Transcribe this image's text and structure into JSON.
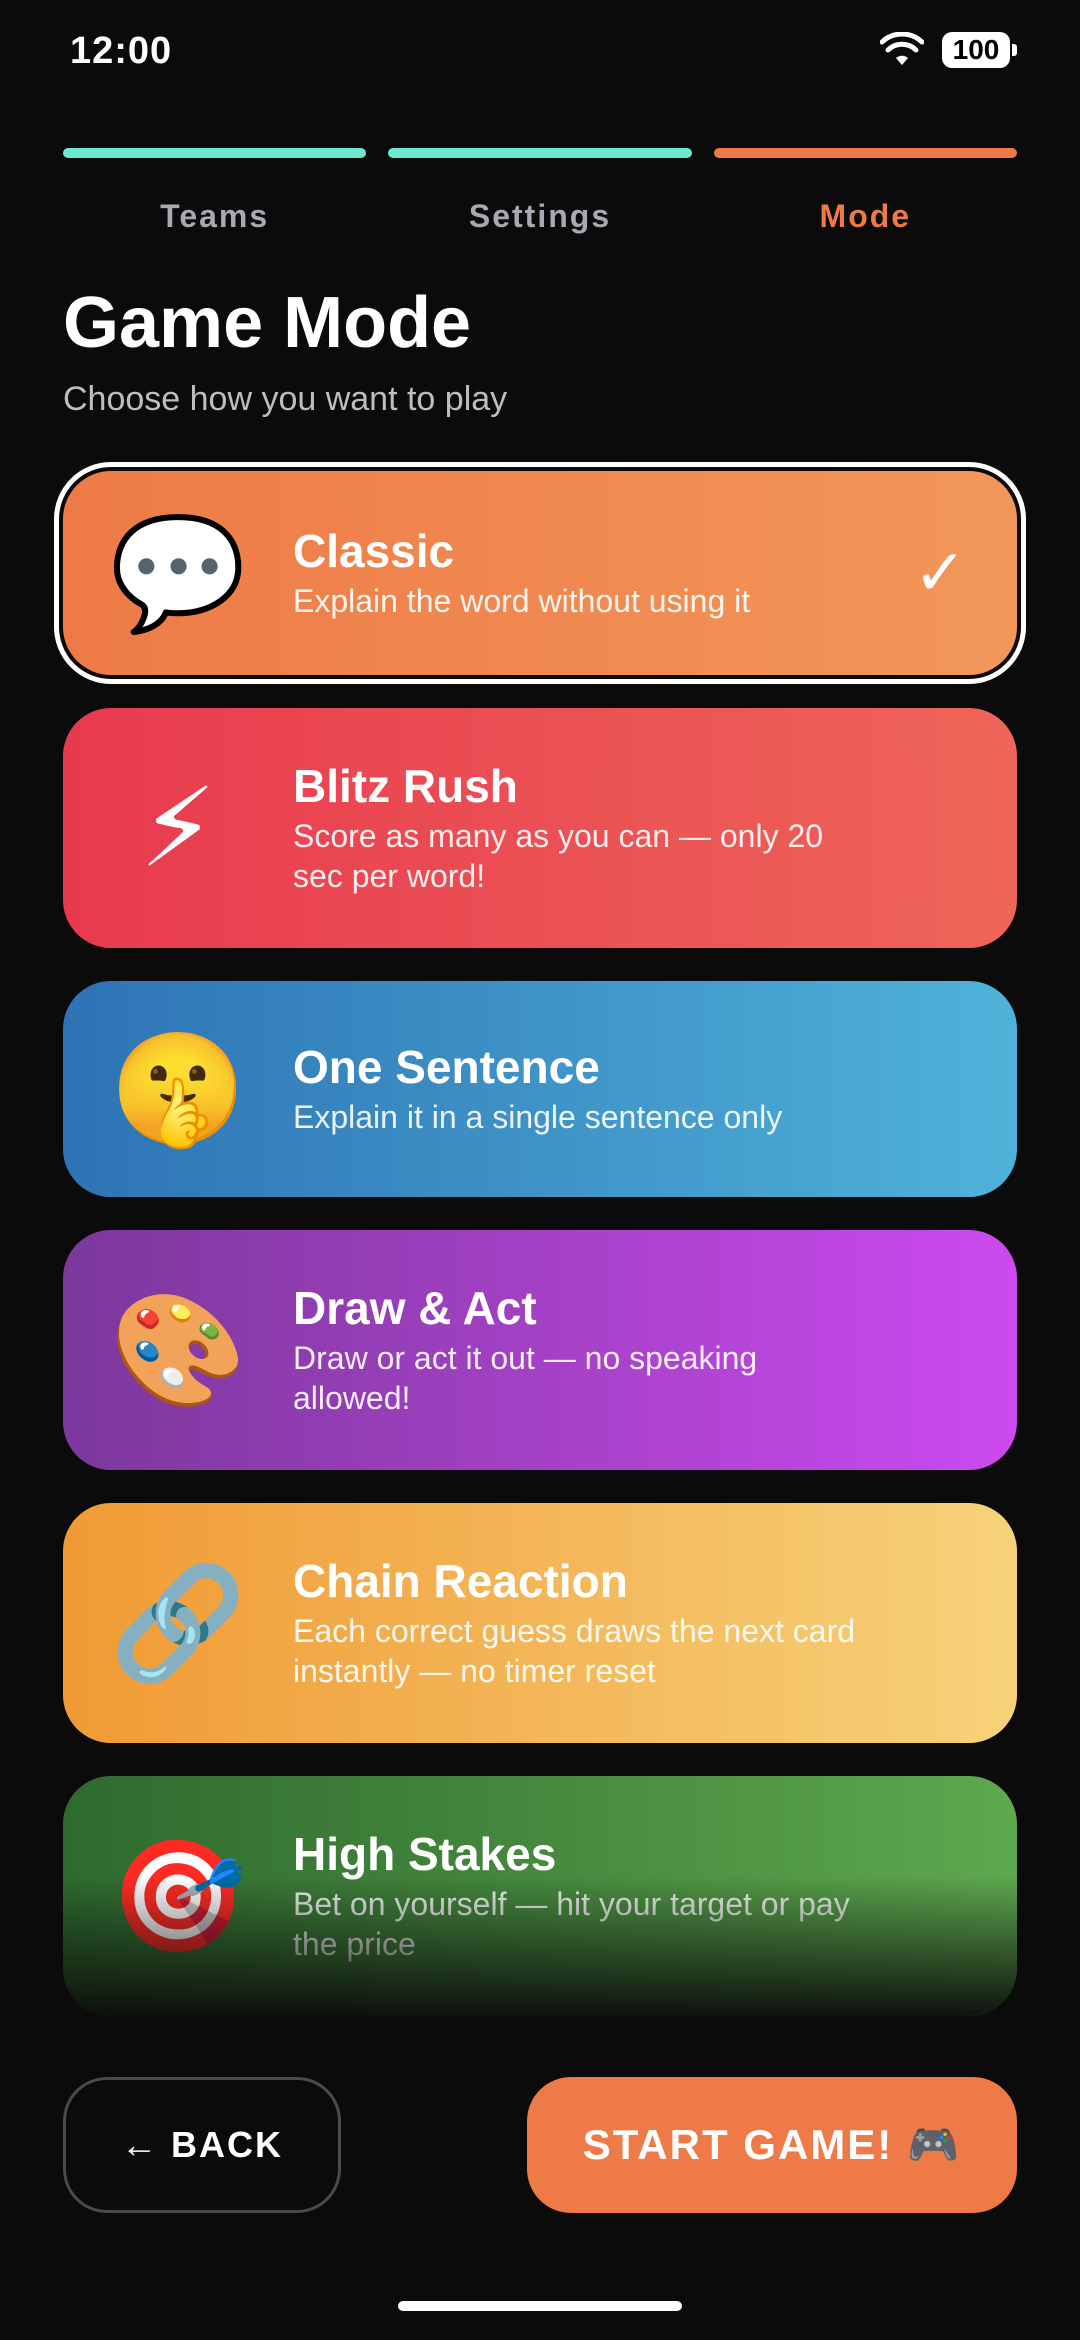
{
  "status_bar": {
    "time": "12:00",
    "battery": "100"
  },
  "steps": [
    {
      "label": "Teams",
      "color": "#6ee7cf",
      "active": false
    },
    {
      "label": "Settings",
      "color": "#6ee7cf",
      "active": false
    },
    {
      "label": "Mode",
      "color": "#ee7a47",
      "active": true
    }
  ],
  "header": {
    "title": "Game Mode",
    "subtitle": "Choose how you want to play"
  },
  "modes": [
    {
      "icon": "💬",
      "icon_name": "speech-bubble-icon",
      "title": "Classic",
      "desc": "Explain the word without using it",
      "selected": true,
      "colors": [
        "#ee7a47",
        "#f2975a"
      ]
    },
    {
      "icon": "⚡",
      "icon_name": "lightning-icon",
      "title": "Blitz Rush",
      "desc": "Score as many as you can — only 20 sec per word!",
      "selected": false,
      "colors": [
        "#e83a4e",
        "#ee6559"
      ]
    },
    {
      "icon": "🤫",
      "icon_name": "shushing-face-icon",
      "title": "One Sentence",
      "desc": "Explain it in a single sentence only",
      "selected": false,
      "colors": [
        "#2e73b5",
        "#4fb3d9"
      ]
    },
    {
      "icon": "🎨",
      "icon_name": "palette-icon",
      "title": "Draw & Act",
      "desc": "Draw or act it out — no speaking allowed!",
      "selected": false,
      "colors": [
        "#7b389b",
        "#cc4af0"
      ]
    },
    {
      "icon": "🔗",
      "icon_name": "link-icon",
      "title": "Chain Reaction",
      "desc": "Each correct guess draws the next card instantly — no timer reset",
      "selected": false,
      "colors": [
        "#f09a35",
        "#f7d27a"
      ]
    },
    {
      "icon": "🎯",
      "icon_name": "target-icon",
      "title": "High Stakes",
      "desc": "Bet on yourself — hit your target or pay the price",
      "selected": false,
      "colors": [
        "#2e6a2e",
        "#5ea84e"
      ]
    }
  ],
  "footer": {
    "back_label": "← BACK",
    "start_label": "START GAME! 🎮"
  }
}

== What needs to be done ==
The pictures should not be reproduced; quote all of the other material exactly.

== Task response ==
Transcribe this image's text and structure into JSON.
{
  "status_bar": {
    "time": "12:00",
    "battery": "100"
  },
  "steps": [
    {
      "label": "Teams",
      "color": "#6ee7cf",
      "active": false
    },
    {
      "label": "Settings",
      "color": "#6ee7cf",
      "active": false
    },
    {
      "label": "Mode",
      "color": "#ee7a47",
      "active": true
    }
  ],
  "header": {
    "title": "Game Mode",
    "subtitle": "Choose how you want to play"
  },
  "modes": [
    {
      "icon": "💬",
      "icon_name": "speech-bubble-icon",
      "title": "Classic",
      "desc": "Explain the word without using it",
      "selected": true,
      "colors": [
        "#ee7a47",
        "#f2975a"
      ]
    },
    {
      "icon": "⚡",
      "icon_name": "lightning-icon",
      "title": "Blitz Rush",
      "desc": "Score as many as you can — only 20 sec per word!",
      "selected": false,
      "colors": [
        "#e83a4e",
        "#ee6559"
      ]
    },
    {
      "icon": "🤫",
      "icon_name": "shushing-face-icon",
      "title": "One Sentence",
      "desc": "Explain it in a single sentence only",
      "selected": false,
      "colors": [
        "#2e73b5",
        "#4fb3d9"
      ]
    },
    {
      "icon": "🎨",
      "icon_name": "palette-icon",
      "title": "Draw & Act",
      "desc": "Draw or act it out — no speaking allowed!",
      "selected": false,
      "colors": [
        "#7b389b",
        "#cc4af0"
      ]
    },
    {
      "icon": "🔗",
      "icon_name": "link-icon",
      "title": "Chain Reaction",
      "desc": "Each correct guess draws the next card instantly — no timer reset",
      "selected": false,
      "colors": [
        "#f09a35",
        "#f7d27a"
      ]
    },
    {
      "icon": "🎯",
      "icon_name": "target-icon",
      "title": "High Stakes",
      "desc": "Bet on yourself — hit your target or pay the price",
      "selected": false,
      "colors": [
        "#2e6a2e",
        "#5ea84e"
      ]
    }
  ],
  "footer": {
    "back_label": "← BACK",
    "start_label": "START GAME! 🎮"
  }
}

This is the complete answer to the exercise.